Available data:
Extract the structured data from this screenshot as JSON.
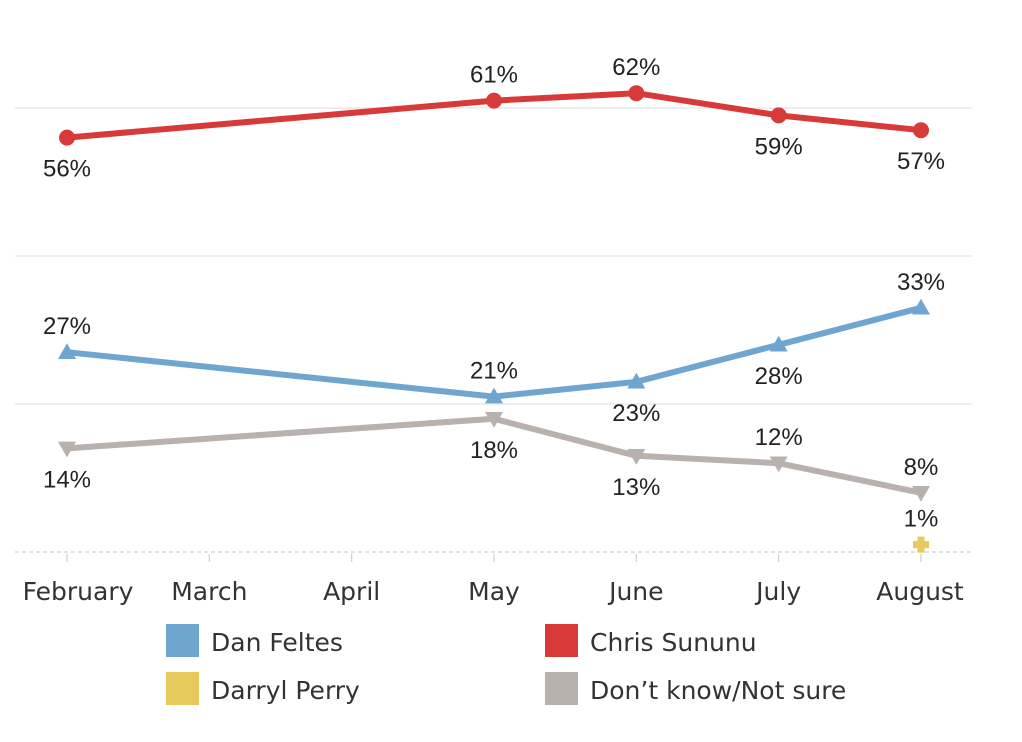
{
  "chart_data": {
    "type": "line",
    "categories": [
      "February",
      "March",
      "April",
      "May",
      "June",
      "July",
      "August"
    ],
    "ylim": [
      0,
      70
    ],
    "grid": true,
    "legend_position": "bottom",
    "series": [
      {
        "name": "Chris Sununu",
        "color": "#d83a3a",
        "marker": "circle",
        "points": [
          {
            "x": "February",
            "y": 56,
            "label": "56%",
            "label_pos": "below"
          },
          {
            "x": "May",
            "y": 61,
            "label": "61%",
            "label_pos": "above"
          },
          {
            "x": "June",
            "y": 62,
            "label": "62%",
            "label_pos": "above"
          },
          {
            "x": "July",
            "y": 59,
            "label": "59%",
            "label_pos": "below"
          },
          {
            "x": "August",
            "y": 57,
            "label": "57%",
            "label_pos": "below"
          }
        ]
      },
      {
        "name": "Dan Feltes",
        "color": "#6fa6d0",
        "marker": "triangle-up",
        "points": [
          {
            "x": "February",
            "y": 27,
            "label": "27%",
            "label_pos": "above"
          },
          {
            "x": "May",
            "y": 21,
            "label": "21%",
            "label_pos": "above"
          },
          {
            "x": "June",
            "y": 23,
            "label": "23%",
            "label_pos": "below"
          },
          {
            "x": "July",
            "y": 28,
            "label": "28%",
            "label_pos": "below"
          },
          {
            "x": "August",
            "y": 33,
            "label": "33%",
            "label_pos": "above"
          }
        ]
      },
      {
        "name": "Don’t know/Not sure",
        "color": "#b9b1ad",
        "marker": "triangle-down",
        "points": [
          {
            "x": "February",
            "y": 14,
            "label": "14%",
            "label_pos": "below"
          },
          {
            "x": "May",
            "y": 18,
            "label": "18%",
            "label_pos": "below"
          },
          {
            "x": "June",
            "y": 13,
            "label": "13%",
            "label_pos": "below"
          },
          {
            "x": "July",
            "y": 12,
            "label": "12%",
            "label_pos": "above"
          },
          {
            "x": "August",
            "y": 8,
            "label": "8%",
            "label_pos": "above"
          }
        ]
      },
      {
        "name": "Darryl Perry",
        "color": "#e8c95c",
        "marker": "plus",
        "points": [
          {
            "x": "August",
            "y": 1,
            "label": "1%",
            "label_pos": "above"
          }
        ]
      }
    ],
    "legend": [
      {
        "name": "Dan Feltes",
        "color": "#6fa6d0"
      },
      {
        "name": "Chris Sununu",
        "color": "#d83a3a"
      },
      {
        "name": "Darryl Perry",
        "color": "#e8c95c"
      },
      {
        "name": "Don’t know/Not sure",
        "color": "#b9b1ad"
      }
    ]
  }
}
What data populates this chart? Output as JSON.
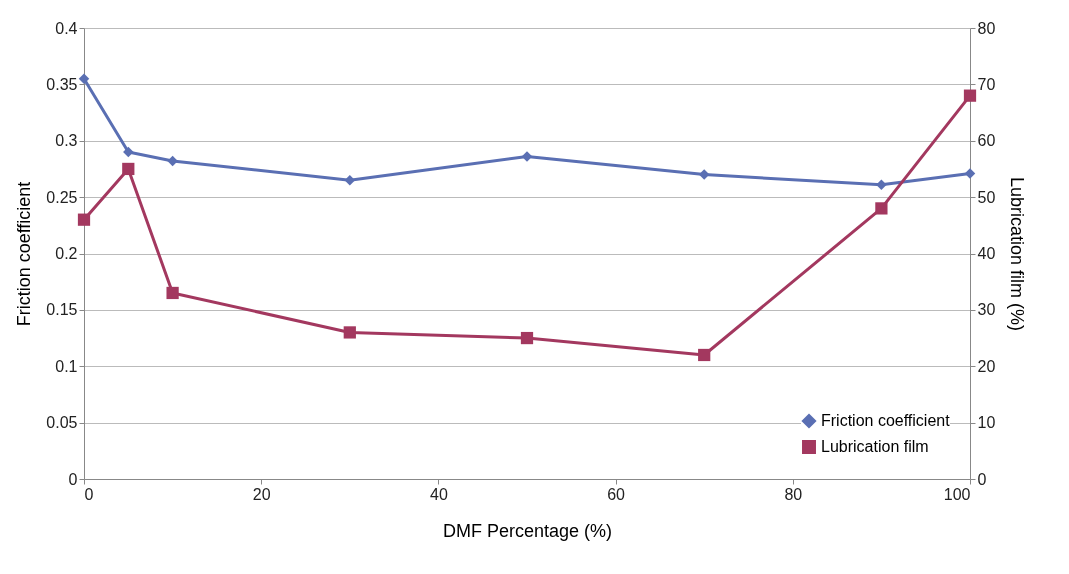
{
  "chart_data": {
    "type": "line",
    "xlabel": "DMF Percentage (%)",
    "ylabel": "Friction coefficient",
    "y2label": "Lubrication film (%)",
    "x": [
      0,
      5,
      10,
      30,
      50,
      70,
      90,
      100
    ],
    "series": [
      {
        "name": "Friction coefficient",
        "color": "#5a6fb3",
        "marker": "diamond",
        "values": [
          0.355,
          0.29,
          0.282,
          0.265,
          0.286,
          0.27,
          0.261,
          0.271
        ]
      },
      {
        "name": "Lubrication film",
        "color": "#a3385f",
        "marker": "square",
        "axis": "y2",
        "values": [
          46,
          55,
          33,
          26,
          25,
          22,
          48,
          68
        ]
      }
    ],
    "xlim": [
      0,
      100
    ],
    "xticks": [
      0,
      20,
      40,
      60,
      80,
      100
    ],
    "ylim": [
      0,
      0.4
    ],
    "yticks": [
      0,
      0.05,
      0.1,
      0.15,
      0.2,
      0.25,
      0.3,
      0.35,
      0.4
    ],
    "y2lim": [
      0,
      80
    ],
    "y2ticks": [
      0,
      10,
      20,
      30,
      40,
      50,
      60,
      70,
      80
    ],
    "grid": "y",
    "legend": "bottom right",
    "line_style": "solid"
  }
}
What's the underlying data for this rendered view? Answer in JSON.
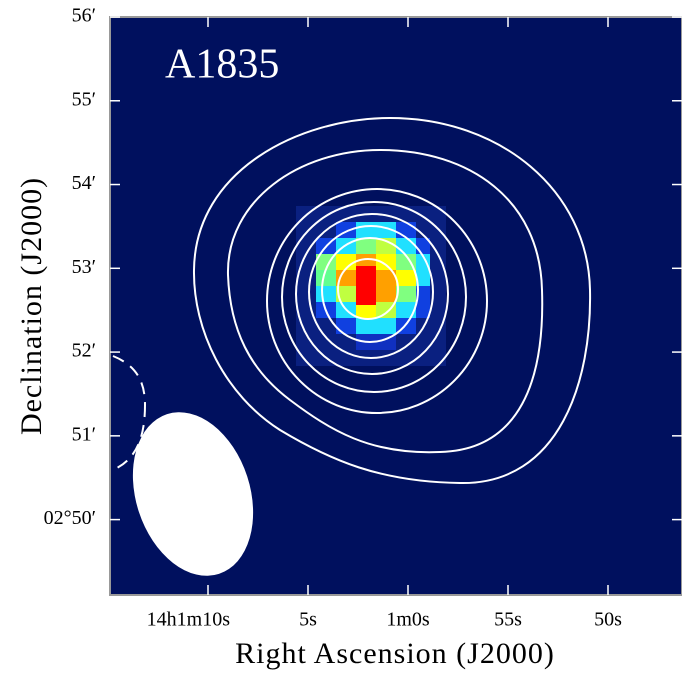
{
  "chart_data": {
    "type": "image",
    "title": "A1835",
    "x_label": "Right Ascension (J2000)",
    "y_label": "Declination (J2000)",
    "xlim": [
      14.9,
      -13.7
    ],
    "ylim": [
      49.1,
      56
    ],
    "xticks": [
      {
        "value": 10,
        "label": "14h1m10s"
      },
      {
        "value": 5,
        "label": "5s"
      },
      {
        "value": 0,
        "label": "1m0s"
      },
      {
        "value": -5,
        "label": "55s"
      },
      {
        "value": -10,
        "label": "50s"
      }
    ],
    "yticks": [
      {
        "value": 56,
        "label": "56′"
      },
      {
        "value": 55,
        "label": "55′"
      },
      {
        "value": 54,
        "label": "54′"
      },
      {
        "value": 53,
        "label": "53′"
      },
      {
        "value": 52,
        "label": "52′"
      },
      {
        "value": 51,
        "label": "51′"
      },
      {
        "value": 50,
        "label": "02°50′"
      }
    ]
  }
}
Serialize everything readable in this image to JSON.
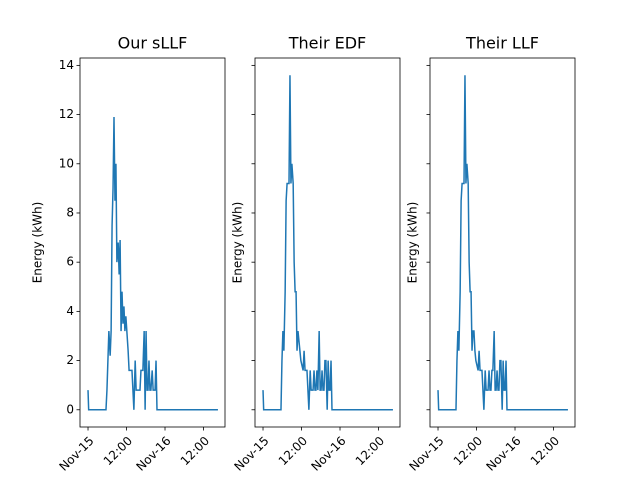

Exercise: Report how many lines in the records hold the word "film", giving the number and nothing else.

Task answer: 2